STATED GOAL —
Repeat each line word for word.
--- begin ---
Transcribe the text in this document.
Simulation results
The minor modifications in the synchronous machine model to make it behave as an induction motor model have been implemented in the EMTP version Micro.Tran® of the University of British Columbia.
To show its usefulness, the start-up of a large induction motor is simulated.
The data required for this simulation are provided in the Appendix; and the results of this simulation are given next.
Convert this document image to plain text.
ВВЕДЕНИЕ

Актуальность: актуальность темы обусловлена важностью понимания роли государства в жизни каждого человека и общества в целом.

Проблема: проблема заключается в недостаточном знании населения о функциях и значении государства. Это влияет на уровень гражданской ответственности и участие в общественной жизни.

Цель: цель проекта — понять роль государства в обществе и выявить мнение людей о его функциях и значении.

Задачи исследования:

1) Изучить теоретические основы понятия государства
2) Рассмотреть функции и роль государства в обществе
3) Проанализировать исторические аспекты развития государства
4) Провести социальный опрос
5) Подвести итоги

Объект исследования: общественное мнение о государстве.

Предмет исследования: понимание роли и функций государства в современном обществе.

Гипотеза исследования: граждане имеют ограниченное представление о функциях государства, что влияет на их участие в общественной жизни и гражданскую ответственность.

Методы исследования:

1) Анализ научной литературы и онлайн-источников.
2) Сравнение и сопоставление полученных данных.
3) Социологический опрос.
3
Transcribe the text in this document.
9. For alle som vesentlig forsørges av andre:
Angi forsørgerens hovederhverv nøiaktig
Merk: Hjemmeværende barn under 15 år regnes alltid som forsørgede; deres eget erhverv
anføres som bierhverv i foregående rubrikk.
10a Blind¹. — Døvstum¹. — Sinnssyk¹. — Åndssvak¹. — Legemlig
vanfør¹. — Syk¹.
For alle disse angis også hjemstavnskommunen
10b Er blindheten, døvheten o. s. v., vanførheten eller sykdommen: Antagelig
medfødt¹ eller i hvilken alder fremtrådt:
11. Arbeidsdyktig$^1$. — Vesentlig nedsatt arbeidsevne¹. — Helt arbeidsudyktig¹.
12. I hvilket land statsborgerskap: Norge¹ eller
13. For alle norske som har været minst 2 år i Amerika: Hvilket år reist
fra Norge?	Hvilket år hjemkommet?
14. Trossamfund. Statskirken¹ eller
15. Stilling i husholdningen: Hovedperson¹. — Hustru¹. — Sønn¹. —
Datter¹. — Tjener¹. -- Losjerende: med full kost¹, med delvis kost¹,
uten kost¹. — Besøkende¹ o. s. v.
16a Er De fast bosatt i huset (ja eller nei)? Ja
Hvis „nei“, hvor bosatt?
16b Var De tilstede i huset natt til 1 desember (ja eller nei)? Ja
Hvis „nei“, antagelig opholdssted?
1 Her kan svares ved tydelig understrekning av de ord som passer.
--- end ---
SOLUTION TO THIS TASK —
Transcribe the text in this document.
Simulation results
The minor modifications in the synchronous machine model to make it behave as an induction motor model have been implemented in the EMTP version Micro.Tran® of the University of British Columbia.
To show its usefulness, the start-up of a large induction motor is simulated.
The data required for this simulation are provided in the Appendix; and the results of this simulation are given next.
Convert this document image to plain text.
ВВЕДЕНИЕ

Актуальность: актуальность темы обусловлена важностью понимания роли государства в жизни каждого человека и общества в целом.

Проблема: проблема заключается в недостаточном знании населения о функциях и значении государства. Это влияет на уровень гражданской ответственности и участие в общественной жизни.

Цель: цель проекта — понять роль государства в обществе и выявить мнение людей о его функциях и значении.

Задачи исследования:

1) Изучить теоретические основы понятия государства
2) Рассмотреть функции и роль государства в обществе
3) Проанализировать исторические аспекты развития государства
4) Провести социальный опрос
5) Подвести итоги

Объект исследования: общественное мнение о государстве.

Предмет исследования: понимание роли и функций государства в современном обществе.

Гипотеза исследования: граждане имеют ограниченное представление о функциях государства, что влияет на их участие в общественной жизни и гражданскую ответственность.

Методы исследования:

1) Анализ научной литературы и онлайн-источников.
2) Сравнение и сопоставление полученных данных.
3) Социологический опрос.
3
Transcribe the text in this document.
9. For alle som vesentlig forsørges av andre:
Angi forsørgerens hovederhverv nøiaktig
Merk: Hjemmeværende barn under 15 år regnes alltid som forsørgede; deres eget erhverv
anføres som bierhverv i foregående rubrikk.
10a Blind¹. — Døvstum¹. — Sinnssyk¹. — Åndssvak¹. — Legemlig
vanfør¹. — Syk¹.
For alle disse angis også hjemstavnskommunen
10b Er blindheten, døvheten o. s. v., vanførheten eller sykdommen: Antagelig
medfødt¹ eller i hvilken alder fremtrådt:
11. Arbeidsdyktig$^1$. — Vesentlig nedsatt arbeidsevne¹. — Helt arbeidsudyktig¹.
12. I hvilket land statsborgerskap: Norge¹ eller
13. For alle norske som har været minst 2 år i Amerika: Hvilket år reist
fra Norge?	Hvilket år hjemkommet?
14. Trossamfund. Statskirken¹ eller
15. Stilling i husholdningen: Hovedperson¹. — Hustru¹. — Sønn¹. —
Datter¹. — Tjener¹. -- Losjerende: med full kost¹, med delvis kost¹,
uten kost¹. — Besøkende¹ o. s. v.
16a Er De fast bosatt i huset (ja eller nei)? Ja
Hvis „nei“, hvor bosatt?
16b Var De tilstede i huset natt til 1 desember (ja eller nei)? Ja
Hvis „nei“, antagelig opholdssted?
1 Her kan svares ved tydelig understrekning av de ord som passer.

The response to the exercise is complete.